▶ **PROVIDED INFORMATION**
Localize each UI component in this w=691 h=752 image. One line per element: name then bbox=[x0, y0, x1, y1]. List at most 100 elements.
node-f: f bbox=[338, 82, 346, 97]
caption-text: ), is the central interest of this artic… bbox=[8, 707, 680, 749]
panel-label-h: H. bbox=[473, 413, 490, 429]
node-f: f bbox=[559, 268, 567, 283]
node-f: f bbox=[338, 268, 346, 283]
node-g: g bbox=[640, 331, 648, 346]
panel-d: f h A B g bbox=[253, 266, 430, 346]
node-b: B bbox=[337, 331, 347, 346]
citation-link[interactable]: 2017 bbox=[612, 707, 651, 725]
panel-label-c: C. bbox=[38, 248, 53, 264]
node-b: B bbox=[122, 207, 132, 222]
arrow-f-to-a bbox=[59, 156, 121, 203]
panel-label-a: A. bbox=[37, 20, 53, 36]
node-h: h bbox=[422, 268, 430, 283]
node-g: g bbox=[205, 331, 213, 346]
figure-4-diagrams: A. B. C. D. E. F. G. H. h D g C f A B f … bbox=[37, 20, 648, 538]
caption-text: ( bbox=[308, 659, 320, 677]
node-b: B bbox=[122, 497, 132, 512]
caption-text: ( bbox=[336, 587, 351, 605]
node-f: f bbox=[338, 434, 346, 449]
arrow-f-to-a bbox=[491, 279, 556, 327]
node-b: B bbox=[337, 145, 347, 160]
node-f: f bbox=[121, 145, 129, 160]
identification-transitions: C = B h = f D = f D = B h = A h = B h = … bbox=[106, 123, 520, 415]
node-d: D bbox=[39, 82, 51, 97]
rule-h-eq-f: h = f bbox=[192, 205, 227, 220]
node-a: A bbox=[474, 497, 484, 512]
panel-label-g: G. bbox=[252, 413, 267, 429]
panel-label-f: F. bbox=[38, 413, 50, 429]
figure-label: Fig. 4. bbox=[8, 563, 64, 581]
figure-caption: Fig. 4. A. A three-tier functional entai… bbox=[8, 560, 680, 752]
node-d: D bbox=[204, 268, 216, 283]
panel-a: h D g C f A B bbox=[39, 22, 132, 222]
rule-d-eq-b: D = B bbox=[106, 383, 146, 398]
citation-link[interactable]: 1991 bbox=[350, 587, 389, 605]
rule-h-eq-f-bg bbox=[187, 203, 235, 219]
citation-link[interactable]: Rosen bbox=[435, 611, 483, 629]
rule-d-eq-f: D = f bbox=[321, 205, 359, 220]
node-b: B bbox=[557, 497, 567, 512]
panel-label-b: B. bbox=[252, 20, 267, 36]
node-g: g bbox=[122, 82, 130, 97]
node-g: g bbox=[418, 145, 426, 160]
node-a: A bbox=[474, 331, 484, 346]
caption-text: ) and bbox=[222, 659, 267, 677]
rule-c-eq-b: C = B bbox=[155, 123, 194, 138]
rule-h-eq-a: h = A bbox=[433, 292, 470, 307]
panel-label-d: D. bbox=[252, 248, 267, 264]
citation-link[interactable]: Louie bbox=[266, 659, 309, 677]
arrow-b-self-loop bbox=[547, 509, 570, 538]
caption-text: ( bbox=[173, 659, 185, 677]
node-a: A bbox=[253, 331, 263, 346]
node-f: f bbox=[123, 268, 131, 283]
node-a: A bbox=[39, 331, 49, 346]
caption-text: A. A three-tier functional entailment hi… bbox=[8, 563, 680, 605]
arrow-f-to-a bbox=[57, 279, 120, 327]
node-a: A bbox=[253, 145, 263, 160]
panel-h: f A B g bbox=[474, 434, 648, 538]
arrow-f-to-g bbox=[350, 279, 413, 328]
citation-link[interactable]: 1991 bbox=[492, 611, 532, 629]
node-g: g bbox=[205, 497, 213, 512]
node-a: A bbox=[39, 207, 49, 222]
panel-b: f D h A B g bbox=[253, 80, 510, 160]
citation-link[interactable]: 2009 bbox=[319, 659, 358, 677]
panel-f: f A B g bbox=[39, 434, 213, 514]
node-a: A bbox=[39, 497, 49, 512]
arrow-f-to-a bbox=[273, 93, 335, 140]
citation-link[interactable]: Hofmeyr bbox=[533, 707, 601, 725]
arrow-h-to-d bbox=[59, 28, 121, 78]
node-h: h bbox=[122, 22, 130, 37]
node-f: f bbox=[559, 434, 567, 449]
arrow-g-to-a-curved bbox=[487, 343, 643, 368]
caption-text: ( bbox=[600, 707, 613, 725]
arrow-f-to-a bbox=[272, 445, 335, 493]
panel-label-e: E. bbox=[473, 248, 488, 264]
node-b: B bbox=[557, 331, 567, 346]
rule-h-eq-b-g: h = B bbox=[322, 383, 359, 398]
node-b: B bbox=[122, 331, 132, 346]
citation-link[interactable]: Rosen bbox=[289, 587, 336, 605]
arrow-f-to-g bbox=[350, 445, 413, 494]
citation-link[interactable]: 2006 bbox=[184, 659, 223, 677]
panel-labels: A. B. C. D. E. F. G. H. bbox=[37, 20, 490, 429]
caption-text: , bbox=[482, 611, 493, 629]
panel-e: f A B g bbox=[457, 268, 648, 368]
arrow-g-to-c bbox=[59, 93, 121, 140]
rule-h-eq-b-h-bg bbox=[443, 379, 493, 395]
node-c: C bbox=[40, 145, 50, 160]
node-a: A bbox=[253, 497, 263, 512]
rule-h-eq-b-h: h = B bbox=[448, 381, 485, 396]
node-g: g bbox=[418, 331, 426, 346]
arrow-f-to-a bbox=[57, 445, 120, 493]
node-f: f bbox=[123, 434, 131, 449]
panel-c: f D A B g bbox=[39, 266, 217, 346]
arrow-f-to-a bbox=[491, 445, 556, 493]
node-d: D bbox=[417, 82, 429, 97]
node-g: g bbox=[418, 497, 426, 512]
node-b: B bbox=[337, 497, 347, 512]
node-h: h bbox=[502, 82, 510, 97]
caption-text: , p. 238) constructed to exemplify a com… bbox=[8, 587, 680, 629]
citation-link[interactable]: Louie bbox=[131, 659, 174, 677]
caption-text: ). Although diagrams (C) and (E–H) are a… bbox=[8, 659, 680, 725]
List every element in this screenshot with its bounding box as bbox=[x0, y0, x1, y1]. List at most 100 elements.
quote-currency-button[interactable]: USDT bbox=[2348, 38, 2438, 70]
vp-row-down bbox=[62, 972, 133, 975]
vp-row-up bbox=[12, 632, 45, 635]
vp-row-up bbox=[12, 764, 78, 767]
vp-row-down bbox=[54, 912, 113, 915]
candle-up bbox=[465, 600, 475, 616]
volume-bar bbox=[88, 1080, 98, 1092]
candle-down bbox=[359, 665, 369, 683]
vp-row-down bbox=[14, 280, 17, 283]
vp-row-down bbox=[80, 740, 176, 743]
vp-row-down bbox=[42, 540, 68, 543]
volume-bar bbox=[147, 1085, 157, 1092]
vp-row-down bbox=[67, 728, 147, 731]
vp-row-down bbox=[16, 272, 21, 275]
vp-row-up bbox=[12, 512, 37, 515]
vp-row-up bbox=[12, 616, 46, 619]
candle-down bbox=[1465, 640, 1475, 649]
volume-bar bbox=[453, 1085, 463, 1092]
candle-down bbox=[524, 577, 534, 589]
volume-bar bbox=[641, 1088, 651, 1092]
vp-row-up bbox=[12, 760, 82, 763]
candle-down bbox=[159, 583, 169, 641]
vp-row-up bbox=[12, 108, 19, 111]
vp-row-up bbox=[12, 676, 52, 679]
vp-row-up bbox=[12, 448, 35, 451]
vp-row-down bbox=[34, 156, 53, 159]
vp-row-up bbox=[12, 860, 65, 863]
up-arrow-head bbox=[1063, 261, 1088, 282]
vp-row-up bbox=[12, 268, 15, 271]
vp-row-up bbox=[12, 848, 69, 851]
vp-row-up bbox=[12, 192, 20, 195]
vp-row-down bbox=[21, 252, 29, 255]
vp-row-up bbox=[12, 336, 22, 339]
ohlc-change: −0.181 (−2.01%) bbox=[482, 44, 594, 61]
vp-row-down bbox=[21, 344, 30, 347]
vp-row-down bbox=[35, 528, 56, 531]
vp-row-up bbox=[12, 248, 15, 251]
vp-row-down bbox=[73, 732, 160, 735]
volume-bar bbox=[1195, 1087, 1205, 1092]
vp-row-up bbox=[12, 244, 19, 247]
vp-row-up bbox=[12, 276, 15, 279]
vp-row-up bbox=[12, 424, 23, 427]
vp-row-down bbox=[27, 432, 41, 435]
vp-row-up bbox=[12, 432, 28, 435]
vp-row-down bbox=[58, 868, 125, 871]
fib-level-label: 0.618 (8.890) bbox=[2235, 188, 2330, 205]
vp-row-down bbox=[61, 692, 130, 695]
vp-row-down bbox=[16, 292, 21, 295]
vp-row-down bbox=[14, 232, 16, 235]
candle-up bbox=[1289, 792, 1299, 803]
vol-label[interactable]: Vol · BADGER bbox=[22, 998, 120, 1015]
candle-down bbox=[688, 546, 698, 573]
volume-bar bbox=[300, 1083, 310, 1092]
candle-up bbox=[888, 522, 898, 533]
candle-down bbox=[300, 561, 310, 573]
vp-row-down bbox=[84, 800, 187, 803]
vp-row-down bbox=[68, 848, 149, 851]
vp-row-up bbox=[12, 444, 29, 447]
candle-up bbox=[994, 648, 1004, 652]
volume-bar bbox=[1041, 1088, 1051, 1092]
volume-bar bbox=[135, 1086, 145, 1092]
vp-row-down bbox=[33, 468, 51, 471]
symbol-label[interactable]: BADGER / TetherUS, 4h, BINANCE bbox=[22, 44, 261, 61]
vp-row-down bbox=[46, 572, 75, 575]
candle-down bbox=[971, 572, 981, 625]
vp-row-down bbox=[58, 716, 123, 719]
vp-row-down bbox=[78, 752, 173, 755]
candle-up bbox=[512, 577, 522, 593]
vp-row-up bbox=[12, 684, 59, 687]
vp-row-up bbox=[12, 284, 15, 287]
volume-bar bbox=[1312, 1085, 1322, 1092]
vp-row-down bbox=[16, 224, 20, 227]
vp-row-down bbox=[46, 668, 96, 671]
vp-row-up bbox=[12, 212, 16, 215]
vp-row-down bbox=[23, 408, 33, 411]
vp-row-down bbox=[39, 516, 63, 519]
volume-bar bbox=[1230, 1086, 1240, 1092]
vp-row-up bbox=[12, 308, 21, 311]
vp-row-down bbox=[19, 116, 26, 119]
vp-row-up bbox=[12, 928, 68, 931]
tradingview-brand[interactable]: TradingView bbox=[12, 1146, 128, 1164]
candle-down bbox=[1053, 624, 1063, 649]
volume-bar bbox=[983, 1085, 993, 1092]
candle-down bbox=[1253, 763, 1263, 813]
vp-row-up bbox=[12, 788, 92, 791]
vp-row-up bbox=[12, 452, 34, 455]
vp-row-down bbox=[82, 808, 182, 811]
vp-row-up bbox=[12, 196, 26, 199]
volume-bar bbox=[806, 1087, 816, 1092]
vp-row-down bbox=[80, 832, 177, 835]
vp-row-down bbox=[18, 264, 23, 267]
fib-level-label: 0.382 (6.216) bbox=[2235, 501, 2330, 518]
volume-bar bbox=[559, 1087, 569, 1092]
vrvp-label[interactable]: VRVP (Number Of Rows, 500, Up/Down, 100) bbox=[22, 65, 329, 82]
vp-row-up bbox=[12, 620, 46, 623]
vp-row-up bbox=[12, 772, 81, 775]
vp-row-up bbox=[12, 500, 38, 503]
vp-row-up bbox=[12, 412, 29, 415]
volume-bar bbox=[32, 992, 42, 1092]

▶ **WRITTEN REQUEST**
In the stretch of rows from the start through the line containing "node-b: B bbox=[557, 497, 567, 512]", both ends included, replace "caption-text" with "caption-fragment" and reproduce only those lines with nothing else changed.

▶ **EXERCISE RESULT**
Localize each UI component in this w=691 h=752 image. One line per element: name then bbox=[x0, y0, x1, y1]. List at most 100 elements.
node-f: f bbox=[338, 82, 346, 97]
caption-fragment: ), is the central interest of this artic… bbox=[8, 707, 680, 749]
panel-label-h: H. bbox=[473, 413, 490, 429]
node-f: f bbox=[559, 268, 567, 283]
node-f: f bbox=[338, 268, 346, 283]
node-g: g bbox=[640, 331, 648, 346]
panel-d: f h A B g bbox=[253, 266, 430, 346]
node-b: B bbox=[337, 331, 347, 346]
citation-link[interactable]: 2017 bbox=[612, 707, 651, 725]
panel-label-c: C. bbox=[38, 248, 53, 264]
node-b: B bbox=[122, 207, 132, 222]
arrow-f-to-a bbox=[59, 156, 121, 203]
panel-label-a: A. bbox=[37, 20, 53, 36]
node-h: h bbox=[422, 268, 430, 283]
node-g: g bbox=[205, 331, 213, 346]
figure-4-diagrams: A. B. C. D. E. F. G. H. h D g C f A B f … bbox=[37, 20, 648, 538]
caption-fragment: ( bbox=[308, 659, 320, 677]
node-b: B bbox=[122, 497, 132, 512]
caption-fragment: ( bbox=[336, 587, 351, 605]
node-f: f bbox=[338, 434, 346, 449]
arrow-f-to-a bbox=[491, 279, 556, 327]
node-b: B bbox=[337, 145, 347, 160]
node-f: f bbox=[121, 145, 129, 160]
identification-transitions: C = B h = f D = f D = B h = A h = B h = … bbox=[106, 123, 520, 415]
node-d: D bbox=[39, 82, 51, 97]
rule-h-eq-f: h = f bbox=[192, 205, 227, 220]
node-a: A bbox=[474, 497, 484, 512]
panel-label-g: G. bbox=[252, 413, 267, 429]
panel-label-f: F. bbox=[38, 413, 50, 429]
figure-label: Fig. 4. bbox=[8, 563, 64, 581]
figure-caption: Fig. 4. A. A three-tier functional entai… bbox=[8, 560, 680, 752]
node-d: D bbox=[204, 268, 216, 283]
panel-a: h D g C f A B bbox=[39, 22, 132, 222]
rule-d-eq-b: D = B bbox=[106, 383, 146, 398]
citation-link[interactable]: 1991 bbox=[350, 587, 389, 605]
rule-h-eq-f-bg bbox=[187, 203, 235, 219]
citation-link[interactable]: Rosen bbox=[435, 611, 483, 629]
rule-d-eq-f: D = f bbox=[321, 205, 359, 220]
node-b: B bbox=[557, 497, 567, 512]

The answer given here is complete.